--- What to do ---
Select the lines that contain "VIEW" and copy each of them.

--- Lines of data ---
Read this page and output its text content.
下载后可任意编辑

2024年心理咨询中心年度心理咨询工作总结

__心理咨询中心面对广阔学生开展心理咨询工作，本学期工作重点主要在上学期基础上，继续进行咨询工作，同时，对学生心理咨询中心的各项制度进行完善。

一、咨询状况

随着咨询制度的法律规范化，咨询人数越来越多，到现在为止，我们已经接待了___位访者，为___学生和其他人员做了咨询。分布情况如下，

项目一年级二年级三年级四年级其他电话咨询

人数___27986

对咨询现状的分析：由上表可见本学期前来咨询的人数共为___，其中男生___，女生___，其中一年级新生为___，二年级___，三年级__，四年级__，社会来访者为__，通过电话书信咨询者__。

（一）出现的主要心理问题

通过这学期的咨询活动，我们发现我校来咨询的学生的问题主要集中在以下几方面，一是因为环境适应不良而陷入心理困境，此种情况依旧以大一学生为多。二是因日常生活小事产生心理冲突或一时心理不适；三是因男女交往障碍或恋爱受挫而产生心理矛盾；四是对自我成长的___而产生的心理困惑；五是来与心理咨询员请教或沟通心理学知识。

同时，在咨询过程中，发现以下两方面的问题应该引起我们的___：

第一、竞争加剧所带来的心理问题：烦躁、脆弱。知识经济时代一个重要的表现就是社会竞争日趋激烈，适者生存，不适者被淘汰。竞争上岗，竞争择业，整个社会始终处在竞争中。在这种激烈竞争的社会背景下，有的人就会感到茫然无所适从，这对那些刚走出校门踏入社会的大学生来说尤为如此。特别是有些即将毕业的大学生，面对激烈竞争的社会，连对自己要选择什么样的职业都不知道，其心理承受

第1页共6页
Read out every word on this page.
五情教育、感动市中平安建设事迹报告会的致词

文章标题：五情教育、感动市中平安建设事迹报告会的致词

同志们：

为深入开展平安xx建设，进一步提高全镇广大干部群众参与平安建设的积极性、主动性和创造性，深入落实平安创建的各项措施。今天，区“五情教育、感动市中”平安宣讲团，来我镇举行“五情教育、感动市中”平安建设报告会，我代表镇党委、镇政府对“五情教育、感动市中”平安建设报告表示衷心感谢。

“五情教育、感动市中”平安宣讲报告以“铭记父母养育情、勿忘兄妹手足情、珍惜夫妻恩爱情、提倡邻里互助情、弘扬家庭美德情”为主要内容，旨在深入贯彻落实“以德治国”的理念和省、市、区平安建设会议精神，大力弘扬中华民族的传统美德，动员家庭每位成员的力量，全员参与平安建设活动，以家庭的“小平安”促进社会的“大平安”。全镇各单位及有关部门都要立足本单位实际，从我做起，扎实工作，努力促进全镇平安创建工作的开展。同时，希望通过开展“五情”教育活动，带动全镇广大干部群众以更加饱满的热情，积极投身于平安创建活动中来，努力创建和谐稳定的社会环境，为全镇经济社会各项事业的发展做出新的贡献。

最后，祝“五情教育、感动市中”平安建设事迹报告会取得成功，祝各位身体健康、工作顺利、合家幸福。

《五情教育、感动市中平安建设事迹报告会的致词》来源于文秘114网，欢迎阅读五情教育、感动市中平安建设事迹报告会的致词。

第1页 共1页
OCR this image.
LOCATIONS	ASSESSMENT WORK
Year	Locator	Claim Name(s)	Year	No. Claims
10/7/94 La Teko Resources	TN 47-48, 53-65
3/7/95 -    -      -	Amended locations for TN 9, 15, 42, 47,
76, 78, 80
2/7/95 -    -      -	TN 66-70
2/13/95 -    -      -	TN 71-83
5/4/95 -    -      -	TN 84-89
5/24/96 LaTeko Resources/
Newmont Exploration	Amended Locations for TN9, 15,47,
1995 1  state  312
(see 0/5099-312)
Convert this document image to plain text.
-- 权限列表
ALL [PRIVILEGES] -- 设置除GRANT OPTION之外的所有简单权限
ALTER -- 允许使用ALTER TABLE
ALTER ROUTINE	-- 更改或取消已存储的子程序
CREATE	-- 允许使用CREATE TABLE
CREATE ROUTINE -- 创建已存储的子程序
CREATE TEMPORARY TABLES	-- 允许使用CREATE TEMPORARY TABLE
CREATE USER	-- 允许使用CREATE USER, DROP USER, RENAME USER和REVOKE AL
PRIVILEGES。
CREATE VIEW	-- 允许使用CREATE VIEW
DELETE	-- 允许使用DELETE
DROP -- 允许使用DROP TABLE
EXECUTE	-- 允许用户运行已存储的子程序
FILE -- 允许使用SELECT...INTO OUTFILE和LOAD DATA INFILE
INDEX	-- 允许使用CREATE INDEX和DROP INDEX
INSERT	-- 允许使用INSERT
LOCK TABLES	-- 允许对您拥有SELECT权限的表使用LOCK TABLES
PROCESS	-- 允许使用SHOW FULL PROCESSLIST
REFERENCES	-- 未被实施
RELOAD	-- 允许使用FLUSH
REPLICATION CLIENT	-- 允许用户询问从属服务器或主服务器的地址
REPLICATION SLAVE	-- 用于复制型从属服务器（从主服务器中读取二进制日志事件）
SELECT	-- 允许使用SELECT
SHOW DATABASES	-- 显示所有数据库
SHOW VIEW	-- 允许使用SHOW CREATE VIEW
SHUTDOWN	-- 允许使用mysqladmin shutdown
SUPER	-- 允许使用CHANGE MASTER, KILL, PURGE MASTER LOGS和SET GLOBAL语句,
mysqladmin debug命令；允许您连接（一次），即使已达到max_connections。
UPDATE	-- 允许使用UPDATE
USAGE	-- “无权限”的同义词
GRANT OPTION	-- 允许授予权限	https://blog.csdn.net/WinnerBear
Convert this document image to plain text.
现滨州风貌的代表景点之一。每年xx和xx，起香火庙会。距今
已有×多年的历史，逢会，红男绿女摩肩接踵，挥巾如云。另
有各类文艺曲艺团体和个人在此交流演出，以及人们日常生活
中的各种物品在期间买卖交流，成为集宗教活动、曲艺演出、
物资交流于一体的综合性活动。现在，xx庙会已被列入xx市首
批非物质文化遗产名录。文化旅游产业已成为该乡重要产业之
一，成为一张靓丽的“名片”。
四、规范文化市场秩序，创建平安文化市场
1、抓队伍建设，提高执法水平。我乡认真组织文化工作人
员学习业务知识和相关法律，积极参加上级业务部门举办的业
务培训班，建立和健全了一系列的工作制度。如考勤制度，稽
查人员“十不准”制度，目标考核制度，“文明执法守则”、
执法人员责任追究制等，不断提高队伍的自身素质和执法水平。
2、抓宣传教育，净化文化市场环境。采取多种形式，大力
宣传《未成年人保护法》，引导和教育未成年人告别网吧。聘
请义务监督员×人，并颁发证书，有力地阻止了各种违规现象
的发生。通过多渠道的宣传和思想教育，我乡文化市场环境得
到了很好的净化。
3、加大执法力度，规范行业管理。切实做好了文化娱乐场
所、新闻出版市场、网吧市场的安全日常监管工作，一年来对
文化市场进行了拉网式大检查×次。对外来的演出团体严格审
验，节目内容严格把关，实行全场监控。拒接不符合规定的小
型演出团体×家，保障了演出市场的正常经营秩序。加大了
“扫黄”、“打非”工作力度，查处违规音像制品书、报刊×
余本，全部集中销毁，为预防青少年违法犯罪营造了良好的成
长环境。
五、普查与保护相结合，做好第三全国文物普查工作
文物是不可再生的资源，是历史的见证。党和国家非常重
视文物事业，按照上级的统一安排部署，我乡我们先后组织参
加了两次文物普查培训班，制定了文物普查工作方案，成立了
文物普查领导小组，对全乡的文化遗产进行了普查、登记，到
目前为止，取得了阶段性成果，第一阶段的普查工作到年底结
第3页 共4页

--- Solution ---
CREATE VIEW	-- 允许使用CREATE VIEW
SHOW VIEW	-- 允许使用SHOW CREATE VIEW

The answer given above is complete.